**Your task**
Restate each of the lines below word for word and drop every picture.

**Source data**
*****

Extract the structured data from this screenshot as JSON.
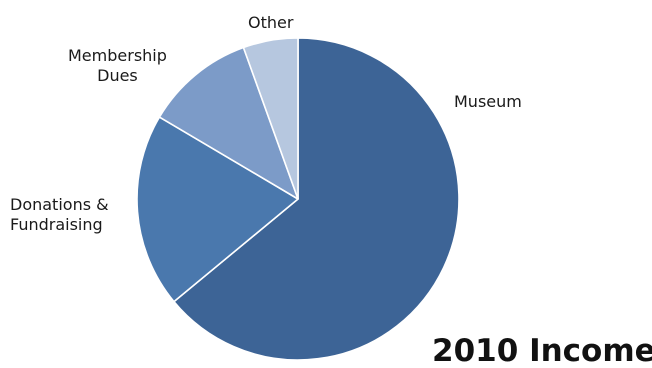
{
  "chart_data": {
    "type": "pie",
    "title": "2010 Income",
    "slices": [
      {
        "label": "Museum",
        "value": 64,
        "color": "#3D6496"
      },
      {
        "label": "Donations &\nFundraising",
        "value": 19.5,
        "color": "#4A78AD"
      },
      {
        "label": "Membership\nDues",
        "value": 11,
        "color": "#7C9BC8"
      },
      {
        "label": "Other",
        "value": 5.5,
        "color": "#B6C7DF"
      }
    ],
    "start_angle_deg": 0,
    "direction": "clockwise",
    "slice_border_color": "#ffffff",
    "legend": "none"
  }
}
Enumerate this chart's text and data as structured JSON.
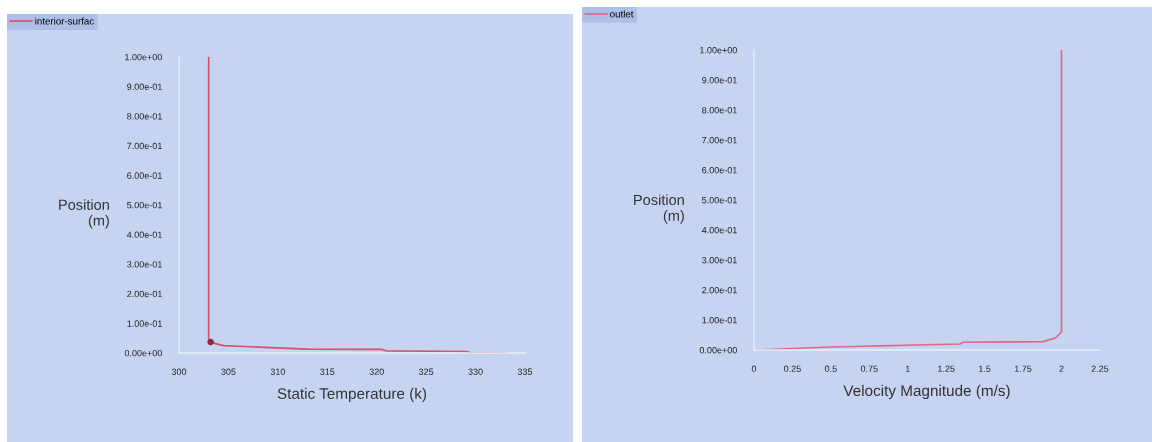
{
  "chart_data": [
    {
      "type": "line",
      "xlabel": "Static Temperature (k)",
      "ylabel": "Position (m)",
      "legend": "top left",
      "xlim": [
        300,
        335
      ],
      "ylim": [
        0,
        1
      ],
      "xticks": [
        300,
        305,
        310,
        315,
        320,
        325,
        330,
        335
      ],
      "yticks": [
        {
          "value": 0,
          "label": "0.00e+00"
        },
        {
          "value": 0.1,
          "label": "1.00e-01"
        },
        {
          "value": 0.2,
          "label": "2.00e-01"
        },
        {
          "value": 0.3,
          "label": "3.00e-01"
        },
        {
          "value": 0.4,
          "label": "4.00e-01"
        },
        {
          "value": 0.5,
          "label": "5.00e-01"
        },
        {
          "value": 0.6,
          "label": "6.00e-01"
        },
        {
          "value": 0.7,
          "label": "7.00e-01"
        },
        {
          "value": 0.8,
          "label": "8.00e-01"
        },
        {
          "value": 0.9,
          "label": "9.00e-01"
        },
        {
          "value": 1,
          "label": "1.00e+00"
        }
      ],
      "series": [
        {
          "name": "interior-surfac",
          "color": "#d9506e",
          "x": [
            303.0,
            303.0,
            303.0,
            303.3,
            304.5,
            308.0,
            313.0,
            320.5,
            321.0,
            329.0,
            329.5,
            333.0
          ],
          "values": [
            1.0,
            0.5,
            0.04,
            0.035,
            0.025,
            0.02,
            0.013,
            0.012,
            0.007,
            0.005,
            0.001,
            0.0
          ]
        },
        {
          "type": "scatter",
          "marker": "circle",
          "color": "#8a2a3e",
          "x": [
            303.2
          ],
          "values": [
            0.037
          ]
        }
      ]
    },
    {
      "type": "line",
      "xlabel": "Velocity Magnitude (m/s)",
      "ylabel": "Position (m)",
      "legend": "top left",
      "xlim": [
        0,
        2.25
      ],
      "ylim": [
        0,
        1
      ],
      "xticks": [
        0,
        0.25,
        0.5,
        0.75,
        1,
        1.25,
        1.5,
        1.75,
        2,
        2.25
      ],
      "yticks": [
        {
          "value": 0,
          "label": "0.00e+00"
        },
        {
          "value": 0.1,
          "label": "1.00e-01"
        },
        {
          "value": 0.2,
          "label": "2.00e-01"
        },
        {
          "value": 0.3,
          "label": "3.00e-01"
        },
        {
          "value": 0.4,
          "label": "4.00e-01"
        },
        {
          "value": 0.5,
          "label": "5.00e-01"
        },
        {
          "value": 0.6,
          "label": "6.00e-01"
        },
        {
          "value": 0.7,
          "label": "7.00e-01"
        },
        {
          "value": 0.8,
          "label": "8.00e-01"
        },
        {
          "value": 0.9,
          "label": "9.00e-01"
        },
        {
          "value": 1,
          "label": "1.00e+00"
        }
      ],
      "series": [
        {
          "name": "outlet",
          "color": "#dd6a84",
          "x": [
            0.02,
            0.25,
            0.5,
            0.82,
            1.34,
            1.36,
            1.88,
            1.96,
            2.0,
            2.0,
            2.0
          ],
          "values": [
            0.0,
            0.005,
            0.01,
            0.014,
            0.02,
            0.026,
            0.028,
            0.04,
            0.06,
            0.5,
            1.0
          ]
        }
      ]
    }
  ]
}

*****

**Finished task**
Extract the structured data from this screenshot as JSON.
{
  "chart_data": {
    "type": "pie",
    "title": "2010 Income",
    "slices": [
      {
        "label": "Museum",
        "value": 64,
        "color": "#3D6496"
      },
      {
        "label": "Donations &\nFundraising",
        "value": 19.5,
        "color": "#4A78AD"
      },
      {
        "label": "Membership\nDues",
        "value": 11,
        "color": "#7C9BC8"
      },
      {
        "label": "Other",
        "value": 5.5,
        "color": "#B6C7DF"
      }
    ],
    "start_angle_deg": 0,
    "direction": "clockwise",
    "slice_border_color": "#ffffff",
    "legend": "none"
  }
}
Enumerate this chart's text and data as structured JSON.
{
  "chart_data": [
    {
      "type": "line",
      "xlabel": "Static Temperature (k)",
      "ylabel": "Position (m)",
      "legend": "top left",
      "xlim": [
        300,
        335
      ],
      "ylim": [
        0,
        1
      ],
      "xticks": [
        300,
        305,
        310,
        315,
        320,
        325,
        330,
        335
      ],
      "yticks": [
        {
          "value": 0,
          "label": "0.00e+00"
        },
        {
          "value": 0.1,
          "label": "1.00e-01"
        },
        {
          "value": 0.2,
          "label": "2.00e-01"
        },
        {
          "value": 0.3,
          "label": "3.00e-01"
        },
        {
          "value": 0.4,
          "label": "4.00e-01"
        },
        {
          "value": 0.5,
          "label": "5.00e-01"
        },
        {
          "value": 0.6,
          "label": "6.00e-01"
        },
        {
          "value": 0.7,
          "label": "7.00e-01"
        },
        {
          "value": 0.8,
          "label": "8.00e-01"
        },
        {
          "value": 0.9,
          "label": "9.00e-01"
        },
        {
          "value": 1,
          "label": "1.00e+00"
        }
      ],
      "series": [
        {
          "name": "interior-surfac",
          "color": "#d9506e",
          "x": [
            303.0,
            303.0,
            303.0,
            303.3,
            304.5,
            308.0,
            313.0,
            320.5,
            321.0,
            329.0,
            329.5,
            333.0
          ],
          "values": [
            1.0,
            0.5,
            0.04,
            0.035,
            0.025,
            0.02,
            0.013,
            0.012,
            0.007,
            0.005,
            0.001,
            0.0
          ]
        },
        {
          "type": "scatter",
          "marker": "circle",
          "color": "#8a2a3e",
          "x": [
            303.2
          ],
          "values": [
            0.037
          ]
        }
      ]
    },
    {
      "type": "line",
      "xlabel": "Velocity Magnitude (m/s)",
      "ylabel": "Position (m)",
      "legend": "top left",
      "xlim": [
        0,
        2.25
      ],
      "ylim": [
        0,
        1
      ],
      "xticks": [
        0,
        0.25,
        0.5,
        0.75,
        1,
        1.25,
        1.5,
        1.75,
        2,
        2.25
      ],
      "yticks": [
        {
          "value": 0,
          "label": "0.00e+00"
        },
        {
          "value": 0.1,
          "label": "1.00e-01"
        },
        {
          "value": 0.2,
          "label": "2.00e-01"
        },
        {
          "value": 0.3,
          "label": "3.00e-01"
        },
        {
          "value": 0.4,
          "label": "4.00e-01"
        },
        {
          "value": 0.5,
          "label": "5.00e-01"
        },
        {
          "value": 0.6,
          "label": "6.00e-01"
        },
        {
          "value": 0.7,
          "label": "7.00e-01"
        },
        {
          "value": 0.8,
          "label": "8.00e-01"
        },
        {
          "value": 0.9,
          "label": "9.00e-01"
        },
        {
          "value": 1,
          "label": "1.00e+00"
        }
      ],
      "series": [
        {
          "name": "outlet",
          "color": "#dd6a84",
          "x": [
            0.02,
            0.25,
            0.5,
            0.82,
            1.34,
            1.36,
            1.88,
            1.96,
            2.0,
            2.0,
            2.0
          ],
          "values": [
            0.0,
            0.005,
            0.01,
            0.014,
            0.02,
            0.026,
            0.028,
            0.04,
            0.06,
            0.5,
            1.0
          ]
        }
      ]
    }
  ]
}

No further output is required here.